### What you need to do
Retype the records that come next, word for word.
── Data extract
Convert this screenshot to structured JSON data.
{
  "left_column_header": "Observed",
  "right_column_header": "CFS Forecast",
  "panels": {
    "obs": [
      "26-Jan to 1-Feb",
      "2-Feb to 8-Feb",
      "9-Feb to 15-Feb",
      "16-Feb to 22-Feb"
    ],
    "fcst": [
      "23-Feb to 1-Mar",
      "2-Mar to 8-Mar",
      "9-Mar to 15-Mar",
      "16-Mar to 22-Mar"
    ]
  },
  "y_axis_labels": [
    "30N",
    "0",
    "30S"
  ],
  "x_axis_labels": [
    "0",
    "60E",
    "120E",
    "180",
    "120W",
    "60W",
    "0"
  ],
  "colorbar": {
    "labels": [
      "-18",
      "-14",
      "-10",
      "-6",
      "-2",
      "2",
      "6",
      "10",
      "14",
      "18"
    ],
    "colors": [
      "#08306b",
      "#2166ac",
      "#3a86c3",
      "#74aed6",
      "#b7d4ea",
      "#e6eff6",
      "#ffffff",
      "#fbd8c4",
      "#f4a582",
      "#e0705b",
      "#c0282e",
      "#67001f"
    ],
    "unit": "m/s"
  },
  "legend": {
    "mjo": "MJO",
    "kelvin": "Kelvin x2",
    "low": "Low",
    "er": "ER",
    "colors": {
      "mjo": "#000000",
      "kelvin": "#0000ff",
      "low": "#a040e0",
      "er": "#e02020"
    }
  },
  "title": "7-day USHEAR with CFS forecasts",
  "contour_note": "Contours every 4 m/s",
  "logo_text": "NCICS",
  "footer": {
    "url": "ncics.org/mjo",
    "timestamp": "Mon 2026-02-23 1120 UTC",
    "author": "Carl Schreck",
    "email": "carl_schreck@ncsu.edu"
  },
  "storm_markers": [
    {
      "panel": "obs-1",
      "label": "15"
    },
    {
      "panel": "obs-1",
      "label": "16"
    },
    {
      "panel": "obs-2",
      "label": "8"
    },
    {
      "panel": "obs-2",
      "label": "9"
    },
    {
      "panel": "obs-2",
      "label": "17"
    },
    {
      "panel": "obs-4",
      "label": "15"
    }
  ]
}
────
### Output of the task
Convert this screenshot to structured JSON data.
{
  "left_column_header": "Observed",
  "right_column_header": "CFS Forecast",
  "panels": {
    "obs": [
      "26-Jan to 1-Feb",
      "2-Feb to 8-Feb",
      "9-Feb to 15-Feb",
      "16-Feb to 22-Feb"
    ],
    "fcst": [
      "23-Feb to 1-Mar",
      "2-Mar to 8-Mar",
      "9-Mar to 15-Mar",
      "16-Mar to 22-Mar"
    ]
  },
  "y_axis_labels": [
    "30N",
    "0",
    "30S"
  ],
  "x_axis_labels": [
    "0",
    "60E",
    "120E",
    "180",
    "120W",
    "60W",
    "0"
  ],
  "colorbar": {
    "labels": [
      "-18",
      "-14",
      "-10",
      "-6",
      "-2",
      "2",
      "6",
      "10",
      "14",
      "18"
    ],
    "colors": [
      "#08306b",
      "#2166ac",
      "#3a86c3",
      "#74aed6",
      "#b7d4ea",
      "#e6eff6",
      "#ffffff",
      "#fbd8c4",
      "#f4a582",
      "#e0705b",
      "#c0282e",
      "#67001f"
    ],
    "unit": "m/s"
  },
  "legend": {
    "mjo": "MJO",
    "kelvin": "Kelvin x2",
    "low": "Low",
    "er": "ER",
    "colors": {
      "mjo": "#000000",
      "kelvin": "#0000ff",
      "low": "#a040e0",
      "er": "#e02020"
    }
  },
  "title": "7-day USHEAR with CFS forecasts",
  "contour_note": "Contours every 4 m/s",
  "logo_text": "NCICS",
  "footer": {
    "url": "ncics.org/mjo",
    "timestamp": "Mon 2026-02-23 1120 UTC",
    "author": "Carl Schreck",
    "email": "carl_schreck@ncsu.edu"
  },
  "storm_markers": [
    {
      "panel": "obs-1",
      "label": "15"
    },
    {
      "panel": "obs-1",
      "label": "16"
    },
    {
      "panel": "obs-2",
      "label": "8"
    },
    {
      "panel": "obs-2",
      "label": "9"
    },
    {
      "panel": "obs-2",
      "label": "17"
    },
    {
      "panel": "obs-4",
      "label": "15"
    }
  ]
}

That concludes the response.